Write out, unchanged, the lines from the one holding "Give me the" to the close of the listing. Both the first and last lines belong in it.
══════════
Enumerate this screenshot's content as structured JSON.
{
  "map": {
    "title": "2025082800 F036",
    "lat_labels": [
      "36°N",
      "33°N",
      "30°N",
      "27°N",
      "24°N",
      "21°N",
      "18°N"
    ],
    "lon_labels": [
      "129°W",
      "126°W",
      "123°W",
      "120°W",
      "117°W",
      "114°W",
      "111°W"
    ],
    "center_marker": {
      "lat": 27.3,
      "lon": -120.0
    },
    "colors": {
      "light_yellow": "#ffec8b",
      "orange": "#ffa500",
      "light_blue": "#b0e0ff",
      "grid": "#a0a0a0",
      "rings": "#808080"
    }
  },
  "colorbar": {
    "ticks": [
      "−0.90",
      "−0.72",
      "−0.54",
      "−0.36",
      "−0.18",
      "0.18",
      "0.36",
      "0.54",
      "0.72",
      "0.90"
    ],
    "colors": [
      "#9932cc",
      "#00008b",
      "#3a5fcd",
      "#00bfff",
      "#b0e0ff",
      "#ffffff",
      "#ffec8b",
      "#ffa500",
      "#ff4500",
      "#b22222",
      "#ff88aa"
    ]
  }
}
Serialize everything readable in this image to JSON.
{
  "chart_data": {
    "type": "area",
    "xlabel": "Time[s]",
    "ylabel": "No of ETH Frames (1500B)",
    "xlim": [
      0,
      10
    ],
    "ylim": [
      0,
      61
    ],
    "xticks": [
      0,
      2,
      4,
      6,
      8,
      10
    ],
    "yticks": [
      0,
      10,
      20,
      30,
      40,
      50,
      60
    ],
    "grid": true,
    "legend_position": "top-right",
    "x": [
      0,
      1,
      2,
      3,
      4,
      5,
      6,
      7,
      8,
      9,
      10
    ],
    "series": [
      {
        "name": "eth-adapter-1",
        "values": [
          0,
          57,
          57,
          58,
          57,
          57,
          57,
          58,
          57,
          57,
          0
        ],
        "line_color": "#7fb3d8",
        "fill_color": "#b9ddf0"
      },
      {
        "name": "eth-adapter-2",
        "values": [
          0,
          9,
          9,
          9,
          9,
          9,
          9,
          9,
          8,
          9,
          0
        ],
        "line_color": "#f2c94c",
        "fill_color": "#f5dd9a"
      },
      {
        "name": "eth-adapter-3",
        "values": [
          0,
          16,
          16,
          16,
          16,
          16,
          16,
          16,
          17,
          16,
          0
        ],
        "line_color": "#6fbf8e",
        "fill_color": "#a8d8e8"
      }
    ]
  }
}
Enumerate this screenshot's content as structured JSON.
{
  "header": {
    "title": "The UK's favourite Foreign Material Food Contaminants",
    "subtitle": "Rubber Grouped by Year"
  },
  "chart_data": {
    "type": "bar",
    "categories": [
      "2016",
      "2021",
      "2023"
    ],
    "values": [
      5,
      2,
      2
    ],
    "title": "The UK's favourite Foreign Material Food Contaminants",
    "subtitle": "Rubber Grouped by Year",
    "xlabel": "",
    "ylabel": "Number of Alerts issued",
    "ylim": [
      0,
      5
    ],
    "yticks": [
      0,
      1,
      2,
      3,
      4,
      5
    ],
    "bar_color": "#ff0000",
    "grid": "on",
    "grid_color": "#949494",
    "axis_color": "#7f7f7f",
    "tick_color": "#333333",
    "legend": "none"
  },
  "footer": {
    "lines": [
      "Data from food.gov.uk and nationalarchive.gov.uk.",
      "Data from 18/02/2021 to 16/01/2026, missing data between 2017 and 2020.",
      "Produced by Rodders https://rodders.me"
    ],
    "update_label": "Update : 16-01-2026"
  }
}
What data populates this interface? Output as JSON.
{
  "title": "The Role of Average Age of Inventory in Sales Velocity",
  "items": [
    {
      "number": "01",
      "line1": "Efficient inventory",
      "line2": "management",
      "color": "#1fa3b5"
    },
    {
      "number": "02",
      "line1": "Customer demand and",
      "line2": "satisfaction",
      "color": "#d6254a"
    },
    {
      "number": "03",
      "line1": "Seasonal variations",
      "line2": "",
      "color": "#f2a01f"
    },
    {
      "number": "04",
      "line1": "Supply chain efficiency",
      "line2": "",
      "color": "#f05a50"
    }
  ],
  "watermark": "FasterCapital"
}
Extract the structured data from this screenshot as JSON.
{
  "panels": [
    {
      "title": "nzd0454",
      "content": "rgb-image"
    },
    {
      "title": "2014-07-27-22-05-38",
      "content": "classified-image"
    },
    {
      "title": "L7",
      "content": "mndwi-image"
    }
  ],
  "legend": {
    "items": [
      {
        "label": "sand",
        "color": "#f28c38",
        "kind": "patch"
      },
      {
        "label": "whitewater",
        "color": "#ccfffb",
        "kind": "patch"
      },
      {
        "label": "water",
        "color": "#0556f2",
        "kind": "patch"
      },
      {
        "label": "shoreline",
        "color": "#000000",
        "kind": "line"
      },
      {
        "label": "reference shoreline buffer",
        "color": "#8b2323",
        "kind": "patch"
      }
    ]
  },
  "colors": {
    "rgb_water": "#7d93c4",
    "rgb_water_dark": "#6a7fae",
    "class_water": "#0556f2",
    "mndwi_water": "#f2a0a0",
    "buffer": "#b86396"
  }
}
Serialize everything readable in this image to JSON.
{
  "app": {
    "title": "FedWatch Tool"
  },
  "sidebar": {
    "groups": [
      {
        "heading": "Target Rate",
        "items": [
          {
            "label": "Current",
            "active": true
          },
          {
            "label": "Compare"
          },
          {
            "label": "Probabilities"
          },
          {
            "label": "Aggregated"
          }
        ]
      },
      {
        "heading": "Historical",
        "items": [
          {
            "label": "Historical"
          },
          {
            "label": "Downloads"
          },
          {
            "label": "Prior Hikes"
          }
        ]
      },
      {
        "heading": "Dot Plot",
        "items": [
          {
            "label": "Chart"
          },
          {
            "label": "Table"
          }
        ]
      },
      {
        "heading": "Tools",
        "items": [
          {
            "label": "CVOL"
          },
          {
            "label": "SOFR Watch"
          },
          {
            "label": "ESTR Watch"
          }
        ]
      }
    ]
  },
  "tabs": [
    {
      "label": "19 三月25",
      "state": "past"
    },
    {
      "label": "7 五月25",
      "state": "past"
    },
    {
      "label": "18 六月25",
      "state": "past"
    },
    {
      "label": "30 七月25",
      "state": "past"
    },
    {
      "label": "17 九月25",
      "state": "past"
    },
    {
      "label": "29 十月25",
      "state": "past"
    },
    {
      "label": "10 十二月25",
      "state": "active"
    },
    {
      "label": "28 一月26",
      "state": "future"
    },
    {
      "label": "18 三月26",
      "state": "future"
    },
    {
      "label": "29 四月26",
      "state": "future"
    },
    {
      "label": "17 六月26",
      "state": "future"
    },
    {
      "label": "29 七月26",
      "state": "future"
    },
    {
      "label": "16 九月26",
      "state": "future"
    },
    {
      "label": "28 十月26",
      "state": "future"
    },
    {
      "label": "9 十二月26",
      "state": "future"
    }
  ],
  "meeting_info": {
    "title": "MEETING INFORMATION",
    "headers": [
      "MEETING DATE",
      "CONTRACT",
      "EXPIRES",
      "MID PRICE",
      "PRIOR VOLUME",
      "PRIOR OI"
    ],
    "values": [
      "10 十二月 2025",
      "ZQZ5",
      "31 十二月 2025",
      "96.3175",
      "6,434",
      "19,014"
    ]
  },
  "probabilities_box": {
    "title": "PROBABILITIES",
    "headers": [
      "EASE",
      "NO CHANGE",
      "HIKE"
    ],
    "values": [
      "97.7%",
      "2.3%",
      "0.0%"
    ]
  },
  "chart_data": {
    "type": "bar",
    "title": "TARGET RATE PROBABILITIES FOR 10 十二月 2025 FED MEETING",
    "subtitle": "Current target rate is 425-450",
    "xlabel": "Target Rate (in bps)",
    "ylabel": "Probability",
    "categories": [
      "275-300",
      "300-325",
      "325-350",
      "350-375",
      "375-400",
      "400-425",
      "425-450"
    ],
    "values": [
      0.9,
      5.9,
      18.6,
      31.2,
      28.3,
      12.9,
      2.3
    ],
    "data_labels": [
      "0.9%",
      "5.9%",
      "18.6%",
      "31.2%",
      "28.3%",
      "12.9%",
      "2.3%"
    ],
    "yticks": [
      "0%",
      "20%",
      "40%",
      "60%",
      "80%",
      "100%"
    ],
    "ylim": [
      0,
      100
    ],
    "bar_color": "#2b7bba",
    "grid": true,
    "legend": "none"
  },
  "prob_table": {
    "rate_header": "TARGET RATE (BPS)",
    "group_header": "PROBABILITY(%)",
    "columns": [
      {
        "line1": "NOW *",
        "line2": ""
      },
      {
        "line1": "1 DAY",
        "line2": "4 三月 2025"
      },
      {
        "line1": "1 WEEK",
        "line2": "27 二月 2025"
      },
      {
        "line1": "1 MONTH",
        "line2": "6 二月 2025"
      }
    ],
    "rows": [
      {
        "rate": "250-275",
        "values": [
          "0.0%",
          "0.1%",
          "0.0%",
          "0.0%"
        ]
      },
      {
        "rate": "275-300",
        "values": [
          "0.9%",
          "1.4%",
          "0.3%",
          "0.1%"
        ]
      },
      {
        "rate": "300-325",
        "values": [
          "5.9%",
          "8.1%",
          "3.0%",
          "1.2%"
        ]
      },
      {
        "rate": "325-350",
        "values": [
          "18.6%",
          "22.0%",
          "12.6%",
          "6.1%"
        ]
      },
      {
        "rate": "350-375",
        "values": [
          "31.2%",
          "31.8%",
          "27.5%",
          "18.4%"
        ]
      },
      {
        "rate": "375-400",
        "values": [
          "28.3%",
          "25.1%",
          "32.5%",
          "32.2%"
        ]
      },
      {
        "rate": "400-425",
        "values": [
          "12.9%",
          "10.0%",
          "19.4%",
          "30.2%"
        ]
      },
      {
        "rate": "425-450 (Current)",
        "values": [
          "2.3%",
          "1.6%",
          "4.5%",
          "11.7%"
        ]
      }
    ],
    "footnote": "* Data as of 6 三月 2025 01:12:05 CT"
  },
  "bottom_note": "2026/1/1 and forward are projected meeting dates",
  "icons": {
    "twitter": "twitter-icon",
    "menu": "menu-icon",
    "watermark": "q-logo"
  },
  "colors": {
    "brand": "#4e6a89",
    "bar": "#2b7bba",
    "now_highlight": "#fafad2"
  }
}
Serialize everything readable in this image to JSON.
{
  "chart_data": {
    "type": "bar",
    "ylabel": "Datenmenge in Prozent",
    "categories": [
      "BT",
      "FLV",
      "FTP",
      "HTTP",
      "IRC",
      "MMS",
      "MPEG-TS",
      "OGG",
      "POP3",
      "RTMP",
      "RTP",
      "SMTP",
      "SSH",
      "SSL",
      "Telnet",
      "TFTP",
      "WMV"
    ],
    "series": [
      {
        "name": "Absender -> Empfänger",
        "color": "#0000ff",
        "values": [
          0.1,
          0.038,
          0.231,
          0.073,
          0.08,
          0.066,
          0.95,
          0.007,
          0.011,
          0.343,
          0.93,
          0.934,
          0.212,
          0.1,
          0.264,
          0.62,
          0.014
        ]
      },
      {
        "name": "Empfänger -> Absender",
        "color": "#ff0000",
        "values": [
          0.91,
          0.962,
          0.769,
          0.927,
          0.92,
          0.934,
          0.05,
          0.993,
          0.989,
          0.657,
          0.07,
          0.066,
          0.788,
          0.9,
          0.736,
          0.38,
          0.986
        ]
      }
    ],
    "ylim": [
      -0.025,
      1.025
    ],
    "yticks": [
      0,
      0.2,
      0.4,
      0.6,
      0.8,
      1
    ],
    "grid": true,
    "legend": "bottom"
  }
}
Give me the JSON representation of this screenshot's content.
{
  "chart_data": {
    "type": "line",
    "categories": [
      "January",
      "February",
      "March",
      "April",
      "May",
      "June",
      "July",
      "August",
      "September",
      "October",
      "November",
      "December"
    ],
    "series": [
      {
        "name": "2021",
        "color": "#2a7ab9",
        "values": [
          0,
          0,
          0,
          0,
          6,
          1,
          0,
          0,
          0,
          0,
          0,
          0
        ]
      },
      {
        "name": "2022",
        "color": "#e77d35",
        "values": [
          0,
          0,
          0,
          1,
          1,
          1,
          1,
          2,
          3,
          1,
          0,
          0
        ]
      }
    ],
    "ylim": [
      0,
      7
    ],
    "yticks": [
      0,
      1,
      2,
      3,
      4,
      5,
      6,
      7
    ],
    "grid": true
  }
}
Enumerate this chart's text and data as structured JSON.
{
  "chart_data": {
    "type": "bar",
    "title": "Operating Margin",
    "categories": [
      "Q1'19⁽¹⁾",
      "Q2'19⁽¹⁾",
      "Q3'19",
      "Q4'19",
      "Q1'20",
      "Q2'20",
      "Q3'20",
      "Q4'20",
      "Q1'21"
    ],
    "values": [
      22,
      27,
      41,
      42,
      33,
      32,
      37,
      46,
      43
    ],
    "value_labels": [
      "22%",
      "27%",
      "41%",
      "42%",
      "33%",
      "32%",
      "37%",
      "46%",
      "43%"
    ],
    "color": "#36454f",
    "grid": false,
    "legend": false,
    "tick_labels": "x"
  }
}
══════════
**WORKED SOLUTION:**
Give me the JSON representation of this screenshot's content.
{
  "chart_data": {
    "type": "line",
    "categories": [
      "January",
      "February",
      "March",
      "April",
      "May",
      "June",
      "July",
      "August",
      "September",
      "October",
      "November",
      "December"
    ],
    "series": [
      {
        "name": "2021",
        "color": "#2a7ab9",
        "values": [
          0,
          0,
          0,
          0,
          6,
          1,
          0,
          0,
          0,
          0,
          0,
          0
        ]
      },
      {
        "name": "2022",
        "color": "#e77d35",
        "values": [
          0,
          0,
          0,
          1,
          1,
          1,
          1,
          2,
          3,
          1,
          0,
          0
        ]
      }
    ],
    "ylim": [
      0,
      7
    ],
    "yticks": [
      0,
      1,
      2,
      3,
      4,
      5,
      6,
      7
    ],
    "grid": true
  }
}
Enumerate this chart's text and data as structured JSON.
{
  "chart_data": {
    "type": "bar",
    "title": "Operating Margin",
    "categories": [
      "Q1'19⁽¹⁾",
      "Q2'19⁽¹⁾",
      "Q3'19",
      "Q4'19",
      "Q1'20",
      "Q2'20",
      "Q3'20",
      "Q4'20",
      "Q1'21"
    ],
    "values": [
      22,
      27,
      41,
      42,
      33,
      32,
      37,
      46,
      43
    ],
    "value_labels": [
      "22%",
      "27%",
      "41%",
      "42%",
      "33%",
      "32%",
      "37%",
      "46%",
      "43%"
    ],
    "color": "#36454f",
    "grid": false,
    "legend": false,
    "tick_labels": "x"
  }
}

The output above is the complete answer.